• _Task item_
Write out every entry exactly as it appears, omitting the pictures.
─── Data section
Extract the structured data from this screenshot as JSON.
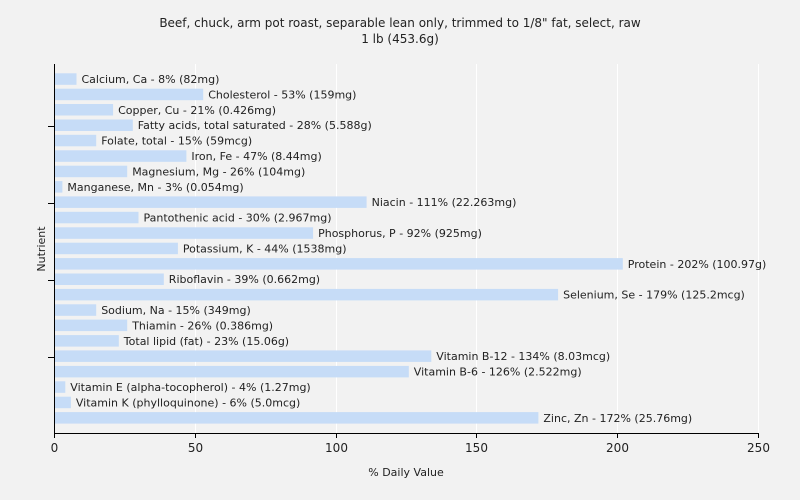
{
  "chart_data": {
    "type": "bar",
    "orientation": "horizontal",
    "title": "Beef, chuck, arm pot roast, separable lean only, trimmed to 1/8\" fat, select, raw",
    "subtitle": "1 lb (453.6g)",
    "xlabel": "% Daily Value",
    "ylabel": "Nutrient",
    "xlim": [
      0,
      250
    ],
    "xticks": [
      0,
      50,
      100,
      150,
      200,
      250
    ],
    "grid": true,
    "bar_color": "#c6dcf7",
    "bars": [
      {
        "category": "Calcium, Ca",
        "value": 8,
        "label": "Calcium, Ca - 8% (82mg)"
      },
      {
        "category": "Cholesterol",
        "value": 53,
        "label": "Cholesterol - 53% (159mg)"
      },
      {
        "category": "Copper, Cu",
        "value": 21,
        "label": "Copper, Cu - 21% (0.426mg)"
      },
      {
        "category": "Fatty acids, total saturated",
        "value": 28,
        "label": "Fatty acids, total saturated - 28% (5.588g)"
      },
      {
        "category": "Folate, total",
        "value": 15,
        "label": "Folate, total - 15% (59mcg)"
      },
      {
        "category": "Iron, Fe",
        "value": 47,
        "label": "Iron, Fe - 47% (8.44mg)"
      },
      {
        "category": "Magnesium, Mg",
        "value": 26,
        "label": "Magnesium, Mg - 26% (104mg)"
      },
      {
        "category": "Manganese, Mn",
        "value": 3,
        "label": "Manganese, Mn - 3% (0.054mg)"
      },
      {
        "category": "Niacin",
        "value": 111,
        "label": "Niacin - 111% (22.263mg)"
      },
      {
        "category": "Pantothenic acid",
        "value": 30,
        "label": "Pantothenic acid - 30% (2.967mg)"
      },
      {
        "category": "Phosphorus, P",
        "value": 92,
        "label": "Phosphorus, P - 92% (925mg)"
      },
      {
        "category": "Potassium, K",
        "value": 44,
        "label": "Potassium, K - 44% (1538mg)"
      },
      {
        "category": "Protein",
        "value": 202,
        "label": "Protein - 202% (100.97g)"
      },
      {
        "category": "Riboflavin",
        "value": 39,
        "label": "Riboflavin - 39% (0.662mg)"
      },
      {
        "category": "Selenium, Se",
        "value": 179,
        "label": "Selenium, Se - 179% (125.2mcg)"
      },
      {
        "category": "Sodium, Na",
        "value": 15,
        "label": "Sodium, Na - 15% (349mg)"
      },
      {
        "category": "Thiamin",
        "value": 26,
        "label": "Thiamin - 26% (0.386mg)"
      },
      {
        "category": "Total lipid (fat)",
        "value": 23,
        "label": "Total lipid (fat) - 23% (15.06g)"
      },
      {
        "category": "Vitamin B-12",
        "value": 134,
        "label": "Vitamin B-12 - 134% (8.03mcg)"
      },
      {
        "category": "Vitamin B-6",
        "value": 126,
        "label": "Vitamin B-6 - 126% (2.522mg)"
      },
      {
        "category": "Vitamin E (alpha-tocopherol)",
        "value": 4,
        "label": "Vitamin E (alpha-tocopherol) - 4% (1.27mg)"
      },
      {
        "category": "Vitamin K (phylloquinone)",
        "value": 6,
        "label": "Vitamin K (phylloquinone) - 6% (5.0mcg)"
      },
      {
        "category": "Zinc, Zn",
        "value": 172,
        "label": "Zinc, Zn - 172% (25.76mg)"
      }
    ]
  }
}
──────
• _Task answer_
Extract the structured data from this screenshot as JSON.
{
  "chart_data": {
    "type": "bar",
    "orientation": "horizontal",
    "title": "Beef, chuck, arm pot roast, separable lean only, trimmed to 1/8\" fat, select, raw",
    "subtitle": "1 lb (453.6g)",
    "xlabel": "% Daily Value",
    "ylabel": "Nutrient",
    "xlim": [
      0,
      250
    ],
    "xticks": [
      0,
      50,
      100,
      150,
      200,
      250
    ],
    "grid": true,
    "bar_color": "#c6dcf7",
    "bars": [
      {
        "category": "Calcium, Ca",
        "value": 8,
        "label": "Calcium, Ca - 8% (82mg)"
      },
      {
        "category": "Cholesterol",
        "value": 53,
        "label": "Cholesterol - 53% (159mg)"
      },
      {
        "category": "Copper, Cu",
        "value": 21,
        "label": "Copper, Cu - 21% (0.426mg)"
      },
      {
        "category": "Fatty acids, total saturated",
        "value": 28,
        "label": "Fatty acids, total saturated - 28% (5.588g)"
      },
      {
        "category": "Folate, total",
        "value": 15,
        "label": "Folate, total - 15% (59mcg)"
      },
      {
        "category": "Iron, Fe",
        "value": 47,
        "label": "Iron, Fe - 47% (8.44mg)"
      },
      {
        "category": "Magnesium, Mg",
        "value": 26,
        "label": "Magnesium, Mg - 26% (104mg)"
      },
      {
        "category": "Manganese, Mn",
        "value": 3,
        "label": "Manganese, Mn - 3% (0.054mg)"
      },
      {
        "category": "Niacin",
        "value": 111,
        "label": "Niacin - 111% (22.263mg)"
      },
      {
        "category": "Pantothenic acid",
        "value": 30,
        "label": "Pantothenic acid - 30% (2.967mg)"
      },
      {
        "category": "Phosphorus, P",
        "value": 92,
        "label": "Phosphorus, P - 92% (925mg)"
      },
      {
        "category": "Potassium, K",
        "value": 44,
        "label": "Potassium, K - 44% (1538mg)"
      },
      {
        "category": "Protein",
        "value": 202,
        "label": "Protein - 202% (100.97g)"
      },
      {
        "category": "Riboflavin",
        "value": 39,
        "label": "Riboflavin - 39% (0.662mg)"
      },
      {
        "category": "Selenium, Se",
        "value": 179,
        "label": "Selenium, Se - 179% (125.2mcg)"
      },
      {
        "category": "Sodium, Na",
        "value": 15,
        "label": "Sodium, Na - 15% (349mg)"
      },
      {
        "category": "Thiamin",
        "value": 26,
        "label": "Thiamin - 26% (0.386mg)"
      },
      {
        "category": "Total lipid (fat)",
        "value": 23,
        "label": "Total lipid (fat) - 23% (15.06g)"
      },
      {
        "category": "Vitamin B-12",
        "value": 134,
        "label": "Vitamin B-12 - 134% (8.03mcg)"
      },
      {
        "category": "Vitamin B-6",
        "value": 126,
        "label": "Vitamin B-6 - 126% (2.522mg)"
      },
      {
        "category": "Vitamin E (alpha-tocopherol)",
        "value": 4,
        "label": "Vitamin E (alpha-tocopherol) - 4% (1.27mg)"
      },
      {
        "category": "Vitamin K (phylloquinone)",
        "value": 6,
        "label": "Vitamin K (phylloquinone) - 6% (5.0mcg)"
      },
      {
        "category": "Zinc, Zn",
        "value": 172,
        "label": "Zinc, Zn - 172% (25.76mg)"
      }
    ]
  }
}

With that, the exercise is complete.